* _The input_
+ + + + + + +
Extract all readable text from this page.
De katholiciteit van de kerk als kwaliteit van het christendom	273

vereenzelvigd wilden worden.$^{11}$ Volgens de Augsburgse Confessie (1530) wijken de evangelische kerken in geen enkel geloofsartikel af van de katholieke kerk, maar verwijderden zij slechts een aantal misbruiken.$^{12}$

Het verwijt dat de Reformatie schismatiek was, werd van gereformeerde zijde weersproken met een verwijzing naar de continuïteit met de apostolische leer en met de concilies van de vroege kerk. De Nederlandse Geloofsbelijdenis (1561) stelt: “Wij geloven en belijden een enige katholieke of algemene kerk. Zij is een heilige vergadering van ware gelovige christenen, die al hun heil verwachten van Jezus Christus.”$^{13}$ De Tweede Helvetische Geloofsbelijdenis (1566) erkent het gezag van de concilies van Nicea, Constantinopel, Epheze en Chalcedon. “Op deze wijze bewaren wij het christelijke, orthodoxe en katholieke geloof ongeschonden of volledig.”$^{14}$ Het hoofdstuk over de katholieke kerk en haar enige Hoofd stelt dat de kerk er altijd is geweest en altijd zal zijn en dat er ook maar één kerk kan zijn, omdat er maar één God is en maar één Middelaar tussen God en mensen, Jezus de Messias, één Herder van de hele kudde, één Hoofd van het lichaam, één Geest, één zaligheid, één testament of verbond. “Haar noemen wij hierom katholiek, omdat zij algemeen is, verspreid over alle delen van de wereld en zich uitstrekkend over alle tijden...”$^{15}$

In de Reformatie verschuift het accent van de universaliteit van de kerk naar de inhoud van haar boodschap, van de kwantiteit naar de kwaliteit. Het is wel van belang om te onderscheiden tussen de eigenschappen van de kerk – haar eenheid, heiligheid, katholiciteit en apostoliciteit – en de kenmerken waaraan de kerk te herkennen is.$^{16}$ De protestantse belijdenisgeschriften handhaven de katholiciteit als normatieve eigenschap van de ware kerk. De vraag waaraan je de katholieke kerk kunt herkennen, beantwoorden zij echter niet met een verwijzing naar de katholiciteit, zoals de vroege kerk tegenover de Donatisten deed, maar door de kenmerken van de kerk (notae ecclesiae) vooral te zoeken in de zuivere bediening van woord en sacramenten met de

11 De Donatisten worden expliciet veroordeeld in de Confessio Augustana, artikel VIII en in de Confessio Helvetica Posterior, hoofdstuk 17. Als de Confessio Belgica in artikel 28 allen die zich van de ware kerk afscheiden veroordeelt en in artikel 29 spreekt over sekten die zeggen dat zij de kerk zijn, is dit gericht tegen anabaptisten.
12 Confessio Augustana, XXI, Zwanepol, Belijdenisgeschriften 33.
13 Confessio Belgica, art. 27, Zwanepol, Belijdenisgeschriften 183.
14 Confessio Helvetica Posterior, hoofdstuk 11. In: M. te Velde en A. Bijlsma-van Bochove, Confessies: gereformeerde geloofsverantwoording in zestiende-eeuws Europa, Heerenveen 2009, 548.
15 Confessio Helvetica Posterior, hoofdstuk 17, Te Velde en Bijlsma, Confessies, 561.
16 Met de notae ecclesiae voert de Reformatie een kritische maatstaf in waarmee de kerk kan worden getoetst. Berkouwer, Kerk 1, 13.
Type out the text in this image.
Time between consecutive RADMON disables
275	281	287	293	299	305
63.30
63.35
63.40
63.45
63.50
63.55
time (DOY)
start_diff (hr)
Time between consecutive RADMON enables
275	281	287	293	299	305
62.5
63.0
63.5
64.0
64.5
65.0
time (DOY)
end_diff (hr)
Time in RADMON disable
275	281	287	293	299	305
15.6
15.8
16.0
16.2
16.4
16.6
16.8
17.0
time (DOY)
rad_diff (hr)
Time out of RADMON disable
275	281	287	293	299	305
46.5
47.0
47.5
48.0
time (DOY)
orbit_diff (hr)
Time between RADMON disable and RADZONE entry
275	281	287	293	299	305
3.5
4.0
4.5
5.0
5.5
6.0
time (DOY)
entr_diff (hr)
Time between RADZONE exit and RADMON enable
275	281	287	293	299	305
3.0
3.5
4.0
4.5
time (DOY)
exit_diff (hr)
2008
+ + + + + + +
* _Work to be completed_
Extract each line of the material exactly as it stands.

* _Worked solution_
Extract all readable text from this page.
De katholiciteit van de kerk als kwaliteit van het christendom	273

vereenzelvigd wilden worden.$^{11}$ Volgens de Augsburgse Confessie (1530) wijken de evangelische kerken in geen enkel geloofsartikel af van de katholieke kerk, maar verwijderden zij slechts een aantal misbruiken.$^{12}$

Het verwijt dat de Reformatie schismatiek was, werd van gereformeerde zijde weersproken met een verwijzing naar de continuïteit met de apostolische leer en met de concilies van de vroege kerk. De Nederlandse Geloofsbelijdenis (1561) stelt: “Wij geloven en belijden een enige katholieke of algemene kerk. Zij is een heilige vergadering van ware gelovige christenen, die al hun heil verwachten van Jezus Christus.”$^{13}$ De Tweede Helvetische Geloofsbelijdenis (1566) erkent het gezag van de concilies van Nicea, Constantinopel, Epheze en Chalcedon. “Op deze wijze bewaren wij het christelijke, orthodoxe en katholieke geloof ongeschonden of volledig.”$^{14}$ Het hoofdstuk over de katholieke kerk en haar enige Hoofd stelt dat de kerk er altijd is geweest en altijd zal zijn en dat er ook maar één kerk kan zijn, omdat er maar één God is en maar één Middelaar tussen God en mensen, Jezus de Messias, één Herder van de hele kudde, één Hoofd van het lichaam, één Geest, één zaligheid, één testament of verbond. “Haar noemen wij hierom katholiek, omdat zij algemeen is, verspreid over alle delen van de wereld en zich uitstrekkend over alle tijden...”$^{15}$

In de Reformatie verschuift het accent van de universaliteit van de kerk naar de inhoud van haar boodschap, van de kwantiteit naar de kwaliteit. Het is wel van belang om te onderscheiden tussen de eigenschappen van de kerk – haar eenheid, heiligheid, katholiciteit en apostoliciteit – en de kenmerken waaraan de kerk te herkennen is.$^{16}$ De protestantse belijdenisgeschriften handhaven de katholiciteit als normatieve eigenschap van de ware kerk. De vraag waaraan je de katholieke kerk kunt herkennen, beantwoorden zij echter niet met een verwijzing naar de katholiciteit, zoals de vroege kerk tegenover de Donatisten deed, maar door de kenmerken van de kerk (notae ecclesiae) vooral te zoeken in de zuivere bediening van woord en sacramenten met de

11 De Donatisten worden expliciet veroordeeld in de Confessio Augustana, artikel VIII en in de Confessio Helvetica Posterior, hoofdstuk 17. Als de Confessio Belgica in artikel 28 allen die zich van de ware kerk afscheiden veroordeelt en in artikel 29 spreekt over sekten die zeggen dat zij de kerk zijn, is dit gericht tegen anabaptisten.
12 Confessio Augustana, XXI, Zwanepol, Belijdenisgeschriften 33.
13 Confessio Belgica, art. 27, Zwanepol, Belijdenisgeschriften 183.
14 Confessio Helvetica Posterior, hoofdstuk 11. In: M. te Velde en A. Bijlsma-van Bochove, Confessies: gereformeerde geloofsverantwoording in zestiende-eeuws Europa, Heerenveen 2009, 548.
15 Confessio Helvetica Posterior, hoofdstuk 17, Te Velde en Bijlsma, Confessies, 561.
16 Met de notae ecclesiae voert de Reformatie een kritische maatstaf in waarmee de kerk kan worden getoetst. Berkouwer, Kerk 1, 13.
Type out the text in this image.
Time between consecutive RADMON disables
275	281	287	293	299	305
63.30
63.35
63.40
63.45
63.50
63.55
time (DOY)
start_diff (hr)
Time between consecutive RADMON enables
275	281	287	293	299	305
62.5
63.0
63.5
64.0
64.5
65.0
time (DOY)
end_diff (hr)
Time in RADMON disable
275	281	287	293	299	305
15.6
15.8
16.0
16.2
16.4
16.6
16.8
17.0
time (DOY)
rad_diff (hr)
Time out of RADMON disable
275	281	287	293	299	305
46.5
47.0
47.5
48.0
time (DOY)
orbit_diff (hr)
Time between RADMON disable and RADZONE entry
275	281	287	293	299	305
3.5
4.0
4.5
5.0
5.5
6.0
time (DOY)
entr_diff (hr)
Time between RADZONE exit and RADMON enable
275	281	287	293	299	305
3.0
3.5
4.0
4.5
time (DOY)
exit_diff (hr)
2008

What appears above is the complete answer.